[Start RECORDS SHOWN]
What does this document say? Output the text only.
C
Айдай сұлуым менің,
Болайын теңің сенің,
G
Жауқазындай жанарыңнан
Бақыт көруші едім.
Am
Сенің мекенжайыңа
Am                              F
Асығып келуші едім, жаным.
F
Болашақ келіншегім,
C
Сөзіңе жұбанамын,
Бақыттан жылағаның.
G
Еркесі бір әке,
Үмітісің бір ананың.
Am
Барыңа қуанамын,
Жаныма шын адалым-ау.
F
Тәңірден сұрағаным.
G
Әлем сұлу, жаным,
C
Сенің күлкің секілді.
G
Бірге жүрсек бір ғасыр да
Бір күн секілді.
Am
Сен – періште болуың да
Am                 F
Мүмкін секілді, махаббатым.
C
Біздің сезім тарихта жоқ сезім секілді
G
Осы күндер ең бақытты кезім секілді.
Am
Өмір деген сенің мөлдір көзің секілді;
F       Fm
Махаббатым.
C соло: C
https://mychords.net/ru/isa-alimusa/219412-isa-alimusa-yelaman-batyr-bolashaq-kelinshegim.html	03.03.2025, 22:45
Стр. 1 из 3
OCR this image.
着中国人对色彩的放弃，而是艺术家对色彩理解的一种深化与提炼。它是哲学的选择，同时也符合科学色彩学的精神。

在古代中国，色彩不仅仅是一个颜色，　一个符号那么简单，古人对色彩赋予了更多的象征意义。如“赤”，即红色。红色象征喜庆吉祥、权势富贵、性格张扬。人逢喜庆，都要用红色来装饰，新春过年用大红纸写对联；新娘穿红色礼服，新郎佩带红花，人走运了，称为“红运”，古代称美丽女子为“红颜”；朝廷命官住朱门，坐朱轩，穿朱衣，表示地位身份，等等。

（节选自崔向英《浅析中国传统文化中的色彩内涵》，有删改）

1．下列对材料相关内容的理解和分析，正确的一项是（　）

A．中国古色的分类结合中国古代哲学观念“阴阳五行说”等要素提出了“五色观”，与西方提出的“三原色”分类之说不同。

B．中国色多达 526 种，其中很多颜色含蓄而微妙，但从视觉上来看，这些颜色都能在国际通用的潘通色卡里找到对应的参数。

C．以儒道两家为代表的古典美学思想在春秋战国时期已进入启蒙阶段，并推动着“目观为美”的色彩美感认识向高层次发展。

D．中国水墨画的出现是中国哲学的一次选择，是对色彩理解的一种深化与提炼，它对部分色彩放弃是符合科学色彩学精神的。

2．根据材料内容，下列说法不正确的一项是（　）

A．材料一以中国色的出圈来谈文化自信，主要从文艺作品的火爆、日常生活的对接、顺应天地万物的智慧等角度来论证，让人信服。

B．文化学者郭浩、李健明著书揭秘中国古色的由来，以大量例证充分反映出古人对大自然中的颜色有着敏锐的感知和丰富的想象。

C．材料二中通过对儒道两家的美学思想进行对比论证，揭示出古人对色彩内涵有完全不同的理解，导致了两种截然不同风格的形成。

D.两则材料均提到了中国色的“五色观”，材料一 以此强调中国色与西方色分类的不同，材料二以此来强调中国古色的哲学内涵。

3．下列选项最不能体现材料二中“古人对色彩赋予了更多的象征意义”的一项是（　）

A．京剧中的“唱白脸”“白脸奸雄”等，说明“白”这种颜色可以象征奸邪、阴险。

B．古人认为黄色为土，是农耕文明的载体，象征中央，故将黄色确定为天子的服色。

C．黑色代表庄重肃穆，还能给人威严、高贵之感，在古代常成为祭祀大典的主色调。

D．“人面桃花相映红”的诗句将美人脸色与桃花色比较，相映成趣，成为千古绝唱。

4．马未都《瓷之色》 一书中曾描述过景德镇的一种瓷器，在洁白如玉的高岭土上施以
[End RECORDS SHOWN]
§ **TO BE DONE**: In the material above, find each line that contains the word "едім", and select it.

§ **FULL RESPONSE**:
Бақыт көруші едім.
Асығып келуші едім, жаным.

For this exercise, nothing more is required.